■ **STUDY QUESTIONS**
1) In the command-registry documentation, what does InMemoryChannel::pair(local_id, peer_id) return?
2) Continue the command-registry documentation after its final sentence.

** TEXT SHOWN follows **

When the id or payload shape is only known at runtime, build a DynEvent:

use serde_json::json;
registry.emit(DynEvent::new("plugin.foo", json!({ "ok": true })))?;
let _unsub = registry.on_dyn("plugin.foo", |payload| {
println!("got dynamic event: {payload}");
});

Private events (id starts with _) fire only to local listeners — never broadcast across channels. Same rule as for commands.

#[async_trait]
pub trait CommandChannel: Send + Sync {
fn id(&self) -> &str;
async fn send(&self, message: Message) -> Result<(), ChannelError>;
fn subscribe(&self) -> Receiver<Message>;
async fn close(&self) -> Result<(), ChannelError>;
}

Built-in implementation:

  • InMemoryChannelInMemoryChannel::pair(local_id, peer_id) returns two Arc<InMemoryChannel> halves wired together. Ideal for same-process tests and single-process multi-registry setups. See InMemoryChannel.

Implement the trait for custom transports (WebSocket, gRPC, stdio, etc.). The wire Message type is byte-identical to the TypeScript union — see Protocol.

Re-exported from coralstack-cmd-ipc-macros. See Defining Commands for full usage.

  • #[command("id", description = "...")] — attribute on a free async fn or an impl method. For a free fn named greet, also emits a register_greet(&registry).await? helper and a GreetCommand type usable with strict execute::<GreetCommand>(..).

** End of TEXT SHOWN **
** DATASET EXCERPTS follows **

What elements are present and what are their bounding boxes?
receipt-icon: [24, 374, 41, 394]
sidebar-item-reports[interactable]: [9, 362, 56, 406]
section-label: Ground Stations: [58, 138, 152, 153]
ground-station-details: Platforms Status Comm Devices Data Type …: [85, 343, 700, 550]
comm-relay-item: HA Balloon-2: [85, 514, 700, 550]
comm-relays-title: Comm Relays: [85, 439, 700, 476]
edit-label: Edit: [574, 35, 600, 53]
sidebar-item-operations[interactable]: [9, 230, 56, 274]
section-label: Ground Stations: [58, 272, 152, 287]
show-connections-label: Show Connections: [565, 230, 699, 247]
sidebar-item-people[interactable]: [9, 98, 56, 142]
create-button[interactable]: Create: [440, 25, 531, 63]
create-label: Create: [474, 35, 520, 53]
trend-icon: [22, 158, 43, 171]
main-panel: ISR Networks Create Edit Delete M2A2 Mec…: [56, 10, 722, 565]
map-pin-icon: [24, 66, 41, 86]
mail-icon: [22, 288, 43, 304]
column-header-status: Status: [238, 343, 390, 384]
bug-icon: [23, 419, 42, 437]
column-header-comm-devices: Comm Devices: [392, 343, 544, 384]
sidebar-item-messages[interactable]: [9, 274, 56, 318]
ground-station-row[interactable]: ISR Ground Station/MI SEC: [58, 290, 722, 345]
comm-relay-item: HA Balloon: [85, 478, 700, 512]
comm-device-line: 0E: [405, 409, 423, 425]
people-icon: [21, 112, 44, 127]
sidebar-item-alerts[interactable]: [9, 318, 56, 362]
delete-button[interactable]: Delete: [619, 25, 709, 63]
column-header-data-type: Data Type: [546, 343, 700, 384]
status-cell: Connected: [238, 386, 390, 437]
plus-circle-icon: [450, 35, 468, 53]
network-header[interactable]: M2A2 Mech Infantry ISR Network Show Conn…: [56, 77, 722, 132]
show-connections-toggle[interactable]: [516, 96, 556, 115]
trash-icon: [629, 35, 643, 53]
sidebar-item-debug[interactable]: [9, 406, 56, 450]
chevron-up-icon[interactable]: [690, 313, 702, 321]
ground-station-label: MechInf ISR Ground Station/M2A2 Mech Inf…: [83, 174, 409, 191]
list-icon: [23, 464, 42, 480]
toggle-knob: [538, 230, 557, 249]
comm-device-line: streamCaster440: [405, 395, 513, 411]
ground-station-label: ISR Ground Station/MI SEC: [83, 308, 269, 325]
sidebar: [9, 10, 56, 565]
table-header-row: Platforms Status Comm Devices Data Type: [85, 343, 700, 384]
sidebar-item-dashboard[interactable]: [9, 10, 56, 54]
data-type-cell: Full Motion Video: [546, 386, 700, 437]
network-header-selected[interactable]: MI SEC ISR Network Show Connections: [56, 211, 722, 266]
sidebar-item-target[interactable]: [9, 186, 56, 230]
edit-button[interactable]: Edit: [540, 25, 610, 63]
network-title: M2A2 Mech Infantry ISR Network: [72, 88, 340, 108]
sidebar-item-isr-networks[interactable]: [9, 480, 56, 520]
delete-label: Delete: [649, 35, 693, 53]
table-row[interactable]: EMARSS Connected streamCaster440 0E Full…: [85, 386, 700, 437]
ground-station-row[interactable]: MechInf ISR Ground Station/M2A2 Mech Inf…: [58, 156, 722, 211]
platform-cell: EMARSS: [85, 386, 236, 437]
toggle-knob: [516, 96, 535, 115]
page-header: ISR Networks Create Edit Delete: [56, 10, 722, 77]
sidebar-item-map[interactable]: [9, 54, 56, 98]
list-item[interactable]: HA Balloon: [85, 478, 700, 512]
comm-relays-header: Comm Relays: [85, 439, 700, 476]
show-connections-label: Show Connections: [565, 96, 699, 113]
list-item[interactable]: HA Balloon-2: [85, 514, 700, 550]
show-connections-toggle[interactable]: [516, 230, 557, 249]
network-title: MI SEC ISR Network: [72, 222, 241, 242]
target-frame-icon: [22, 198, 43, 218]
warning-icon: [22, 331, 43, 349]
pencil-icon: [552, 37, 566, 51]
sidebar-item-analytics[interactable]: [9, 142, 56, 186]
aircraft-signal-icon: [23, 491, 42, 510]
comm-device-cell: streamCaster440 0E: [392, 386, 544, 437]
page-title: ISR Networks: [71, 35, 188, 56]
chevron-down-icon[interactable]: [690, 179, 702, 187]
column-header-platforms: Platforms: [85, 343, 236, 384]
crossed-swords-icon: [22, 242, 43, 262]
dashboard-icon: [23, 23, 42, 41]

** End of DATASET EXCERPTS **

■ **EXERCISE RESPONSES**
1) Two Arc<InMemoryChannel> halves wired together.

2)
  • #[command_service] — attribute on an impl Host block. Generates:
    • Host.register(&registry).await? — installs every tagged method.
    • A nested pub(super) mod host_snake_case_name containing one wrapper type per method, reachable for strict execute: registry.execute::<host_name::MethodName>(req).await?.
  • #[event("id")] — attribute on a payload struct. Auto-derives Serialize / Deserialize / JsonSchema and emits an impl Event for Struct with id and schemars-derived schema. The struct is then usable as registry.emit(Struct { .. }) and registry.on::<Struct>(cb). Unit structs (struct Foo;) produce void events (no payload on the wire).
  • #[payload] — attribute on any struct (typically command request/response types). Auto-derives Serialize / Deserialize / JsonSchema against the serde / schemars re-exports from coralstack-cmd-ipc, so user crates don’t need to add those dependencies themselves. Additive — extra derives (Clone, Debug, …) can be stacked on top normally.
TypePurpose
CommandErrorReturned from command handlers; serialized as ExecuteError on the wire
ChannelErrorTransport-level failures
ExecuteErrorCodeEnum of wire-level error codes (CommandNotFound, ValidationError, etc.)
RegisterErrorCodeEnum of registration error codes (CommandAlreadyRegistered)

coralstack-cmd-ipc-mcp::McpServerChannel implements CommandChannel, so it registers on the registry like any other channel. It wraps an rmcp server handler internally.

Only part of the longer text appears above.